++++ Extracted entries

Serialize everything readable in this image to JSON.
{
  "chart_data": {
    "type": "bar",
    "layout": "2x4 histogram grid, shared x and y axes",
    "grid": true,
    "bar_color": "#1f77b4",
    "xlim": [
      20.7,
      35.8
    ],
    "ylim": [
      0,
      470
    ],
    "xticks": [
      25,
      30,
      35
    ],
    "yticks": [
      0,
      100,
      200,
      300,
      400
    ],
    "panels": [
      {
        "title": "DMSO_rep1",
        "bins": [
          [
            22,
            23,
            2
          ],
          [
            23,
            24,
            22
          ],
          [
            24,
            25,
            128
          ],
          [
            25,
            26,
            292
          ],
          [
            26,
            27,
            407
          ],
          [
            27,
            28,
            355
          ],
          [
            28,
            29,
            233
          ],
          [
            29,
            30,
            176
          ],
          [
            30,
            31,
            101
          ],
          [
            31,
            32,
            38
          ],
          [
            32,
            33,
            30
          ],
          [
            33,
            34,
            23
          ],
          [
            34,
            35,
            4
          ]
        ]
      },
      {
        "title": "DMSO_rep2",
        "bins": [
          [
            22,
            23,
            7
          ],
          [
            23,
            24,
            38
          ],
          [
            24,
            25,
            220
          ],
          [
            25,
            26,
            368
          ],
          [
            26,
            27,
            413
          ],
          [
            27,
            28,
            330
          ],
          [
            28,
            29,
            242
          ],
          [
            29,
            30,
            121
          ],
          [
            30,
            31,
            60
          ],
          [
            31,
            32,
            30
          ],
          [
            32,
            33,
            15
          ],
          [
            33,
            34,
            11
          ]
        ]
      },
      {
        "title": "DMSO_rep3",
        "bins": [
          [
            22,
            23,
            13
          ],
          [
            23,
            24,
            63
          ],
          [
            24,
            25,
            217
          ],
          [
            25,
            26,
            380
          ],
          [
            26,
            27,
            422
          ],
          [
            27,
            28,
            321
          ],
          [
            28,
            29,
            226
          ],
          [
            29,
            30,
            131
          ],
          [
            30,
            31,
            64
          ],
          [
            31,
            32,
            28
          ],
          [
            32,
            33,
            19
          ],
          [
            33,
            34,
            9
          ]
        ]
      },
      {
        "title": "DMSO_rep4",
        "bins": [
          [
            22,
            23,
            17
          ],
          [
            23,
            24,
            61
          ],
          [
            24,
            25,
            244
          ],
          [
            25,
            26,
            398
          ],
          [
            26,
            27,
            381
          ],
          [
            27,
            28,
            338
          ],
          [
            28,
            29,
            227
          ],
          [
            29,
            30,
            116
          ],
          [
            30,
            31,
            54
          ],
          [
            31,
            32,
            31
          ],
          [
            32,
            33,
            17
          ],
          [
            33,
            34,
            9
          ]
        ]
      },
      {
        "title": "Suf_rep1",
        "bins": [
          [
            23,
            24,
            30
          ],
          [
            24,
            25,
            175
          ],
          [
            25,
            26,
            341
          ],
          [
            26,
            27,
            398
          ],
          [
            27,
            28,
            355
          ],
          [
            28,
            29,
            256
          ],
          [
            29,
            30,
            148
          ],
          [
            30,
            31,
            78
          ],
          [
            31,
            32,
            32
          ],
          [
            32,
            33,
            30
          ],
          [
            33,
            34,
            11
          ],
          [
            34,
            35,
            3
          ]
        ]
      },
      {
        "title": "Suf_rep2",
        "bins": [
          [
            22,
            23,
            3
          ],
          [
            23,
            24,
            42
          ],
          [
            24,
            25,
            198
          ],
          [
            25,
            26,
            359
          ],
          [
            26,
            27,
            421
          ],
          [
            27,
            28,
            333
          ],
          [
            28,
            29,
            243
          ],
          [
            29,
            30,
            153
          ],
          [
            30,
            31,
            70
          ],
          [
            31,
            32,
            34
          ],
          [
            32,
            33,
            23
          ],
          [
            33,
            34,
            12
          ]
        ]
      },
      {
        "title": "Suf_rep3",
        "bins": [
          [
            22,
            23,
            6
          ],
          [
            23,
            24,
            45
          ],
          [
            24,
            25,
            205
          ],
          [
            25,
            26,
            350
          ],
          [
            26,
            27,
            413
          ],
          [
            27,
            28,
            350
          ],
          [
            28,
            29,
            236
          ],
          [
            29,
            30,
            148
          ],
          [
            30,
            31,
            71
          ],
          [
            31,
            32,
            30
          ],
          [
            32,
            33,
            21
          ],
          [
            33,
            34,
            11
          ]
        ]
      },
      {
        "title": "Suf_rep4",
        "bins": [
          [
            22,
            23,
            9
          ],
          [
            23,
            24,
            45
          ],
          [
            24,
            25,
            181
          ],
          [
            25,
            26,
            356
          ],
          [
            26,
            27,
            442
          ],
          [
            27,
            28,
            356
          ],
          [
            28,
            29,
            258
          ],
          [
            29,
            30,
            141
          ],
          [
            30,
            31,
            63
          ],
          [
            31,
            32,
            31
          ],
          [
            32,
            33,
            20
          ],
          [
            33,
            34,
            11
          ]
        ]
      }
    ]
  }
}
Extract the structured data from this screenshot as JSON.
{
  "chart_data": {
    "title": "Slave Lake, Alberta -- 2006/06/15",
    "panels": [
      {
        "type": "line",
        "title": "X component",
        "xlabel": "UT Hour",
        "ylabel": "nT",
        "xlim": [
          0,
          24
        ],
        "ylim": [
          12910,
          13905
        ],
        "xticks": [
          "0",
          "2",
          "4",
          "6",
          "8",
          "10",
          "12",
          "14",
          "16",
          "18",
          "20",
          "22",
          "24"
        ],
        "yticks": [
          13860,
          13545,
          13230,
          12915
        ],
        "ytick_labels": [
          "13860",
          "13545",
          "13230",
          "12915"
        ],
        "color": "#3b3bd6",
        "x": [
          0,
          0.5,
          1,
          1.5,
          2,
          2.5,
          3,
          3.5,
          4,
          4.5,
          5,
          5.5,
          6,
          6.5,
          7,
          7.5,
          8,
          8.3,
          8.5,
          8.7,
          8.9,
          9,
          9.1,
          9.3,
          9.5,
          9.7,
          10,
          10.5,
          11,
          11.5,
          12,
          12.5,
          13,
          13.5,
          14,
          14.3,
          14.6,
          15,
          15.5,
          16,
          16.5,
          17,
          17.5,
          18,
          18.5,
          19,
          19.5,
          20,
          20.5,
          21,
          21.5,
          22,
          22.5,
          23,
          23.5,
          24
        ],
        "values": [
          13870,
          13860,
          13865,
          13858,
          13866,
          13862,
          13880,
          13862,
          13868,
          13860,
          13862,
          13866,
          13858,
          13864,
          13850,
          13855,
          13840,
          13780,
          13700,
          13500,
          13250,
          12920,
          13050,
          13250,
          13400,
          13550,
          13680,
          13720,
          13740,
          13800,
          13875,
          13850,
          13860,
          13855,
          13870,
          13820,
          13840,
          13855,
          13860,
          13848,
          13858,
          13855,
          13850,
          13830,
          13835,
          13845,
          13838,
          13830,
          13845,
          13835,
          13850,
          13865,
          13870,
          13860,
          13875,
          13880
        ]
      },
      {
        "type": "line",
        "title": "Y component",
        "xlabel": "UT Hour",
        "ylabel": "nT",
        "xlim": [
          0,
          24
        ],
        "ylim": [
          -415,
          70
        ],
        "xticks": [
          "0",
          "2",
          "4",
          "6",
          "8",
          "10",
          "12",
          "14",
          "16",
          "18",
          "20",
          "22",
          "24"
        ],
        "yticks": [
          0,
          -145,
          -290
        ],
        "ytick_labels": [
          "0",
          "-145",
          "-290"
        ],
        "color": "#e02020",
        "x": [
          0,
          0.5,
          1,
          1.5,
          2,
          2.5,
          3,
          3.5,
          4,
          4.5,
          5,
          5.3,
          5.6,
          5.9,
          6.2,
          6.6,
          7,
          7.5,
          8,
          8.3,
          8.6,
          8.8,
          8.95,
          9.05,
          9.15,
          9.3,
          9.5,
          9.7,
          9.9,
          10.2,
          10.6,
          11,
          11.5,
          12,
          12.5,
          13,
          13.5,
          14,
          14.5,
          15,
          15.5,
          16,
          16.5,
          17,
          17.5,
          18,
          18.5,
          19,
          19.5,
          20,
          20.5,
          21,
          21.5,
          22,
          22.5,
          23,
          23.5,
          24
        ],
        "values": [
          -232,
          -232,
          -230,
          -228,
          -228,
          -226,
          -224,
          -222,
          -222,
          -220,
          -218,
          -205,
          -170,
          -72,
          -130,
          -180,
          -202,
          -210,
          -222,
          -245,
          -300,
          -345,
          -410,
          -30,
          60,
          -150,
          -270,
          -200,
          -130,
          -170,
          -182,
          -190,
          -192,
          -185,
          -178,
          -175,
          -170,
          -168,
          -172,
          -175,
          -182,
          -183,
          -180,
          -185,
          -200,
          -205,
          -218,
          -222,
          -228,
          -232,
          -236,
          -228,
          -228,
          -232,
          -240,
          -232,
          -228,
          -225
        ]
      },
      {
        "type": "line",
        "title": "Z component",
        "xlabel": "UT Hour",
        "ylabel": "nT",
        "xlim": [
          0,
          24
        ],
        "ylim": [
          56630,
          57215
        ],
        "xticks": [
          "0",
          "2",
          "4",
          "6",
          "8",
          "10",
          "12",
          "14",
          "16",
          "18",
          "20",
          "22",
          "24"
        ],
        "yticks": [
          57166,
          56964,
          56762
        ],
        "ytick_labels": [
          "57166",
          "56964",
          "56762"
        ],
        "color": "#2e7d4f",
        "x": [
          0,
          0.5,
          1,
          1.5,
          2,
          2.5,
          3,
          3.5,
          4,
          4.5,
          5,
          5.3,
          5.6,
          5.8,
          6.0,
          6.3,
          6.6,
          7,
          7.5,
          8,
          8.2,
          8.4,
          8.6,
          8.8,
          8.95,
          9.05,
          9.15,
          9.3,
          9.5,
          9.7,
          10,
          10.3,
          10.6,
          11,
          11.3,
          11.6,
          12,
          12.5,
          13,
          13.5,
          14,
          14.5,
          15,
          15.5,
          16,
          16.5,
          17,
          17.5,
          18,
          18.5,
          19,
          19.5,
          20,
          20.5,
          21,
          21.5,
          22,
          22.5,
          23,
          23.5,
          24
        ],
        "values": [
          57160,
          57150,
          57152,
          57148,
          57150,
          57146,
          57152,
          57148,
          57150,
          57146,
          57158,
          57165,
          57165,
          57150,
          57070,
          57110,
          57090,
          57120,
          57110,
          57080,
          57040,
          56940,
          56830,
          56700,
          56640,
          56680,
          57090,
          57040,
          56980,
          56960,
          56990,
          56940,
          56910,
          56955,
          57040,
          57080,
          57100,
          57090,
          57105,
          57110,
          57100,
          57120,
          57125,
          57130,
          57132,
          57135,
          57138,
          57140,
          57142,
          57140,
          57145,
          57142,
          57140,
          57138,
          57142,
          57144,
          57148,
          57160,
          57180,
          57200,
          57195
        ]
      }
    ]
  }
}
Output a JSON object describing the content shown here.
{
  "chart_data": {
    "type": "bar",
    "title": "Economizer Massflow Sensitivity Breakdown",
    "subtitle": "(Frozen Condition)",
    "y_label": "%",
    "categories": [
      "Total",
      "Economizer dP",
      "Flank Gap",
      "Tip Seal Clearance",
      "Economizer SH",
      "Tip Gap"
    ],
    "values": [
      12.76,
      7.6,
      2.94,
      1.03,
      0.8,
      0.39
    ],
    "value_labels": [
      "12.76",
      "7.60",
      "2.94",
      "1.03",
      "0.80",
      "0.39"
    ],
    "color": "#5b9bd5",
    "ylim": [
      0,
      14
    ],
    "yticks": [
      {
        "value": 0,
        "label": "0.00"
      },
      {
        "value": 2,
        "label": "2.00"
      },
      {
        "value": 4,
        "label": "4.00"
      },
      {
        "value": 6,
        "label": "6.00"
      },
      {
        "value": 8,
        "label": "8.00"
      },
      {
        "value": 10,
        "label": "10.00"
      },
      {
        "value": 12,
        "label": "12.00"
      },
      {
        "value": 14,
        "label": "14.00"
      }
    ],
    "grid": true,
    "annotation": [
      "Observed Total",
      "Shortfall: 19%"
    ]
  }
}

++++++++

__Directions__:
State how many lines of the records above contain the word "component", giving only that number.

__Output for this exercise__:
3